**Exercise**
Output all the material that follows, exactly as given.

**Raw records**

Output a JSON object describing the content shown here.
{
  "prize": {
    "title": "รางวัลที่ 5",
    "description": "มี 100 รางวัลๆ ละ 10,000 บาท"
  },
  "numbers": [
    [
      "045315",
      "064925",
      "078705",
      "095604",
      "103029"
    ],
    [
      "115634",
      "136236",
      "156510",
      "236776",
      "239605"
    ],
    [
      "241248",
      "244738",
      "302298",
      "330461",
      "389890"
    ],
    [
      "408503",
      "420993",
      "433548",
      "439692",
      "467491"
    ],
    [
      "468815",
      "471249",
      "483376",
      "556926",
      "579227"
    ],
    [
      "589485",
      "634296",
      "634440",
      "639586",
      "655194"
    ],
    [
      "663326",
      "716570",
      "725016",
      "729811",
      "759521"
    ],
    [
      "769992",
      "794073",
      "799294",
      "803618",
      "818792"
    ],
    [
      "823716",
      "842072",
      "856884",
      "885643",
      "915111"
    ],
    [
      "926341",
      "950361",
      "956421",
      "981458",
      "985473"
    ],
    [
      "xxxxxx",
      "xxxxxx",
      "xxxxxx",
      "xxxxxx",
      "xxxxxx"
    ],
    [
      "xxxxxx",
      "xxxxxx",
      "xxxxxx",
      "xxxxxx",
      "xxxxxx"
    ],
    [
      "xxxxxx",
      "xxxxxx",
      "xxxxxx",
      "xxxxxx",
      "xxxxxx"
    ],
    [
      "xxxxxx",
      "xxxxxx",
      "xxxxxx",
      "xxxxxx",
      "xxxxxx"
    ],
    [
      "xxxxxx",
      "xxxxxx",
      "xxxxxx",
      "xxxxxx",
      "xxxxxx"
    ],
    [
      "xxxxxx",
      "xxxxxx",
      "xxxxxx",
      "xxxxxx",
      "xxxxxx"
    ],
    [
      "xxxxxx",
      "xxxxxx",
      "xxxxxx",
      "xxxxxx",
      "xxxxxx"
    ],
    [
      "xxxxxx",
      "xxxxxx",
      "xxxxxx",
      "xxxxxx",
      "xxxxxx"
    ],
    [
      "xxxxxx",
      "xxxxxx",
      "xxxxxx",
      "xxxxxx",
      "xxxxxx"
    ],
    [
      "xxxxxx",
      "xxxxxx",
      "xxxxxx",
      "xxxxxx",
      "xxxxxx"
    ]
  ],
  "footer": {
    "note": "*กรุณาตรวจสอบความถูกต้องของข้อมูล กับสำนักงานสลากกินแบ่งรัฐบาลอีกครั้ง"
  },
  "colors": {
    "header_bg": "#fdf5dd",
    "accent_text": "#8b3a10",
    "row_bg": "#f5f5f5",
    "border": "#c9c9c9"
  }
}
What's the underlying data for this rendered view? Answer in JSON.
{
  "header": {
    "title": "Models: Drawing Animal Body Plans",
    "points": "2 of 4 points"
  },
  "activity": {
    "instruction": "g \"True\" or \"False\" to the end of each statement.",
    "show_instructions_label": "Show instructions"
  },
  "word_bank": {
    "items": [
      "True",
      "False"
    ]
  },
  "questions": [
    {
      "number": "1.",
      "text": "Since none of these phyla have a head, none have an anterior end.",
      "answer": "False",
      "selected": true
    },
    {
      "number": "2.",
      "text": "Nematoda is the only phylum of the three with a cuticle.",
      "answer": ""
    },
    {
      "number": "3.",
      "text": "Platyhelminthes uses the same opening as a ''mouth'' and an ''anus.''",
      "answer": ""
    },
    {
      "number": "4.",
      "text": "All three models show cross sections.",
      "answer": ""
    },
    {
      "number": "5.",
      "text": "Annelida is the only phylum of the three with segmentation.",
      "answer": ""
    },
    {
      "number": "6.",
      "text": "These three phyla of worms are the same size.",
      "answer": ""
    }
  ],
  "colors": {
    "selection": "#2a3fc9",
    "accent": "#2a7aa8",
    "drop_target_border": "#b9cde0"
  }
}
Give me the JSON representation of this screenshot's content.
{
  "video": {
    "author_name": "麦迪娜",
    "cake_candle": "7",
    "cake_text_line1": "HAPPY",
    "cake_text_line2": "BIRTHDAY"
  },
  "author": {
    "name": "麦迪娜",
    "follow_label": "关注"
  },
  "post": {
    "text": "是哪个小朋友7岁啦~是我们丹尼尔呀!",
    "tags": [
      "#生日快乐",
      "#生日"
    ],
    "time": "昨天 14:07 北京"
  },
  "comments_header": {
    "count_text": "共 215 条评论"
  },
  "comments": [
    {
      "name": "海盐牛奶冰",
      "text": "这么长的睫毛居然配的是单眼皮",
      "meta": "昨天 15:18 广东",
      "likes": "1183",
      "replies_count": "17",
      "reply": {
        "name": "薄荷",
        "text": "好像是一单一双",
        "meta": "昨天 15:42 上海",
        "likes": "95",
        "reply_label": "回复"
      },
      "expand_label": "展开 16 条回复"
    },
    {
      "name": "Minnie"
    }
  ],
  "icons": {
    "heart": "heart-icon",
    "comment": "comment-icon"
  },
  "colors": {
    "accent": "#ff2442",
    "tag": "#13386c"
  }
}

**Written answer**
Output a JSON object describing the content shown here.
{
  "prize": {
    "title": "รางวัลที่ 5",
    "description": "มี 100 รางวัลๆ ละ 10,000 บาท"
  },
  "numbers": [
    [
      "045315",
      "064925",
      "078705",
      "095604",
      "103029"
    ],
    [
      "115634",
      "136236",
      "156510",
      "236776",
      "239605"
    ],
    [
      "241248",
      "244738",
      "302298",
      "330461",
      "389890"
    ],
    [
      "408503",
      "420993",
      "433548",
      "439692",
      "467491"
    ],
    [
      "468815",
      "471249",
      "483376",
      "556926",
      "579227"
    ],
    [
      "589485",
      "634296",
      "634440",
      "639586",
      "655194"
    ],
    [
      "663326",
      "716570",
      "725016",
      "729811",
      "759521"
    ],
    [
      "769992",
      "794073",
      "799294",
      "803618",
      "818792"
    ],
    [
      "823716",
      "842072",
      "856884",
      "885643",
      "915111"
    ],
    [
      "926341",
      "950361",
      "956421",
      "981458",
      "985473"
    ],
    [
      "xxxxxx",
      "xxxxxx",
      "xxxxxx",
      "xxxxxx",
      "xxxxxx"
    ],
    [
      "xxxxxx",
      "xxxxxx",
      "xxxxxx",
      "xxxxxx",
      "xxxxxx"
    ],
    [
      "xxxxxx",
      "xxxxxx",
      "xxxxxx",
      "xxxxxx",
      "xxxxxx"
    ],
    [
      "xxxxxx",
      "xxxxxx",
      "xxxxxx",
      "xxxxxx",
      "xxxxxx"
    ],
    [
      "xxxxxx",
      "xxxxxx",
      "xxxxxx",
      "xxxxxx",
      "xxxxxx"
    ],
    [
      "xxxxxx",
      "xxxxxx",
      "xxxxxx",
      "xxxxxx",
      "xxxxxx"
    ],
    [
      "xxxxxx",
      "xxxxxx",
      "xxxxxx",
      "xxxxxx",
      "xxxxxx"
    ],
    [
      "xxxxxx",
      "xxxxxx",
      "xxxxxx",
      "xxxxxx",
      "xxxxxx"
    ],
    [
      "xxxxxx",
      "xxxxxx",
      "xxxxxx",
      "xxxxxx",
      "xxxxxx"
    ],
    [
      "xxxxxx",
      "xxxxxx",
      "xxxxxx",
      "xxxxxx",
      "xxxxxx"
    ]
  ],
  "footer": {
    "note": "*กรุณาตรวจสอบความถูกต้องของข้อมูล กับสำนักงานสลากกินแบ่งรัฐบาลอีกครั้ง"
  },
  "colors": {
    "header_bg": "#fdf5dd",
    "accent_text": "#8b3a10",
    "row_bg": "#f5f5f5",
    "border": "#c9c9c9"
  }
}
What's the underlying data for this rendered view? Answer in JSON.
{
  "header": {
    "title": "Models: Drawing Animal Body Plans",
    "points": "2 of 4 points"
  },
  "activity": {
    "instruction": "g \"True\" or \"False\" to the end of each statement.",
    "show_instructions_label": "Show instructions"
  },
  "word_bank": {
    "items": [
      "True",
      "False"
    ]
  },
  "questions": [
    {
      "number": "1.",
      "text": "Since none of these phyla have a head, none have an anterior end.",
      "answer": "False",
      "selected": true
    },
    {
      "number": "2.",
      "text": "Nematoda is the only phylum of the three with a cuticle.",
      "answer": ""
    },
    {
      "number": "3.",
      "text": "Platyhelminthes uses the same opening as a ''mouth'' and an ''anus.''",
      "answer": ""
    },
    {
      "number": "4.",
      "text": "All three models show cross sections.",
      "answer": ""
    },
    {
      "number": "5.",
      "text": "Annelida is the only phylum of the three with segmentation.",
      "answer": ""
    },
    {
      "number": "6.",
      "text": "These three phyla of worms are the same size.",
      "answer": ""
    }
  ],
  "colors": {
    "selection": "#2a3fc9",
    "accent": "#2a7aa8",
    "drop_target_border": "#b9cde0"
  }
}
Give me the JSON representation of this screenshot's content.
{
  "video": {
    "author_name": "麦迪娜",
    "cake_candle": "7",
    "cake_text_line1": "HAPPY",
    "cake_text_line2": "BIRTHDAY"
  },
  "author": {
    "name": "麦迪娜",
    "follow_label": "关注"
  },
  "post": {
    "text": "是哪个小朋友7岁啦~是我们丹尼尔呀!",
    "tags": [
      "#生日快乐",
      "#生日"
    ],
    "time": "昨天 14:07 北京"
  },
  "comments_header": {
    "count_text": "共 215 条评论"
  },
  "comments": [
    {
      "name": "海盐牛奶冰",
      "text": "这么长的睫毛居然配的是单眼皮",
      "meta": "昨天 15:18 广东",
      "likes": "1183",
      "replies_count": "17",
      "reply": {
        "name": "薄荷",
        "text": "好像是一单一双",
        "meta": "昨天 15:42 上海",
        "likes": "95",
        "reply_label": "回复"
      },
      "expand_label": "展开 16 条回复"
    },
    {
      "name": "Minnie"
    }
  ],
  "icons": {
    "heart": "heart-icon",
    "comment": "comment-icon"
  },
  "colors": {
    "accent": "#ff2442",
    "tag": "#13386c"
  }
}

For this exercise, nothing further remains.